====== Excerpted data ======
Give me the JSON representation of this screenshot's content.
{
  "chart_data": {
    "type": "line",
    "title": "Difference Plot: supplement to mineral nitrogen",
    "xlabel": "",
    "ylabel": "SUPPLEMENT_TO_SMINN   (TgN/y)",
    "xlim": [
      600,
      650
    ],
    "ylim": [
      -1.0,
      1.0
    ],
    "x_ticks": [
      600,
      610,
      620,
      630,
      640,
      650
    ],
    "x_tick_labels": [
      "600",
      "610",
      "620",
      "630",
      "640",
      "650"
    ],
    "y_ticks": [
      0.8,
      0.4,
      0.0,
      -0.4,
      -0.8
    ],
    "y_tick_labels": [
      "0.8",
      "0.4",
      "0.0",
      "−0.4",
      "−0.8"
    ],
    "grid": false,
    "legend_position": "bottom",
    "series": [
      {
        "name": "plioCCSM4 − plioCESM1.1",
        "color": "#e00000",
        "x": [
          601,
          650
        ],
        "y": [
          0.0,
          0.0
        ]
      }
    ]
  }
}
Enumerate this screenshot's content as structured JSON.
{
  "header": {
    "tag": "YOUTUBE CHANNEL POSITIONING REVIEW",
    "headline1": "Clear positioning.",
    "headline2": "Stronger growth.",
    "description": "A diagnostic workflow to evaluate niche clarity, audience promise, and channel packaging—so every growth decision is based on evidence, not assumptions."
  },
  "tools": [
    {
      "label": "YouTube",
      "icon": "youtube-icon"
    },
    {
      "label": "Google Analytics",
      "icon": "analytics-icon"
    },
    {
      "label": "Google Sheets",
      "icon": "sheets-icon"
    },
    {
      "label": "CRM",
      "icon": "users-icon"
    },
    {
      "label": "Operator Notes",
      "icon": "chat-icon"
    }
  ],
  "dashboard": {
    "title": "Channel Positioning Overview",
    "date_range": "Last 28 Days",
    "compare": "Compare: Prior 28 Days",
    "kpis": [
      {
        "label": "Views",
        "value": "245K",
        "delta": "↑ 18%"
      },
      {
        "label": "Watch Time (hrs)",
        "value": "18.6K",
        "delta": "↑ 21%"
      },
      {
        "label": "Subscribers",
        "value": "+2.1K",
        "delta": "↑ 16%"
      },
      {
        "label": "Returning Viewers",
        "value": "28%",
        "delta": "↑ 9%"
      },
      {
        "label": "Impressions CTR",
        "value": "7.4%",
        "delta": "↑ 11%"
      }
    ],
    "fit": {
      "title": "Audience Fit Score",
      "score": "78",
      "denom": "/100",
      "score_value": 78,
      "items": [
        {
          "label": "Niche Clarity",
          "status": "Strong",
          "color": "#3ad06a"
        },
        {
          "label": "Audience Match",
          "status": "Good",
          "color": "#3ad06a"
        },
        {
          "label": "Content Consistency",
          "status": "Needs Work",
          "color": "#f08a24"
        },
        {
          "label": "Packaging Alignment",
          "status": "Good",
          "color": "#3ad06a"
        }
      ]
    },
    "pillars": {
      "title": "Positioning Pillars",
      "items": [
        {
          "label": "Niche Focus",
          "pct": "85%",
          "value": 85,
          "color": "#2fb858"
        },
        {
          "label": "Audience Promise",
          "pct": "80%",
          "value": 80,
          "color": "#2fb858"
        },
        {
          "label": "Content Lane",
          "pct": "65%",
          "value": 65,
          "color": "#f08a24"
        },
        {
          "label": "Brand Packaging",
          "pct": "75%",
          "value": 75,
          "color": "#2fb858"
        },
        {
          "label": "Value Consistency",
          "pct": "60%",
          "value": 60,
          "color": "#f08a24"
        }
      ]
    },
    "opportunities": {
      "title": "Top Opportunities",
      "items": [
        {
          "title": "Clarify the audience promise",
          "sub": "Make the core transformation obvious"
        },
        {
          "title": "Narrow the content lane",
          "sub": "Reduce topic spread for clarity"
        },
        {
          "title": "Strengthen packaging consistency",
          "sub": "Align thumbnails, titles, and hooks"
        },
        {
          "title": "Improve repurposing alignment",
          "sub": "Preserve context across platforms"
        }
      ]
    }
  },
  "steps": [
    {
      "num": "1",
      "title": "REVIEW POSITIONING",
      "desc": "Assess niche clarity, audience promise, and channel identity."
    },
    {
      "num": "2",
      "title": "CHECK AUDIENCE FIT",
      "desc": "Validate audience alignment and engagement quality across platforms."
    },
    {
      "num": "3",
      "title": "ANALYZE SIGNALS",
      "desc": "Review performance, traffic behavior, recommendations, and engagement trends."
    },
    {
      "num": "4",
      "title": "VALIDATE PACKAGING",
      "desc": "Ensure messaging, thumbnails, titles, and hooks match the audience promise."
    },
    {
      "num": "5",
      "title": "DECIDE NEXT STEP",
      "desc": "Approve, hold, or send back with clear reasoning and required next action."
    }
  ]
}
======
## [Problem description]
Filter the entries down to the lines containing "hooks". Copy each of those lines.

## [Finished answer]
          "sub": "Align thumbnails, titles, and hooks"
      "desc": "Ensure messaging, thumbnails, titles, and hooks match the audience promise."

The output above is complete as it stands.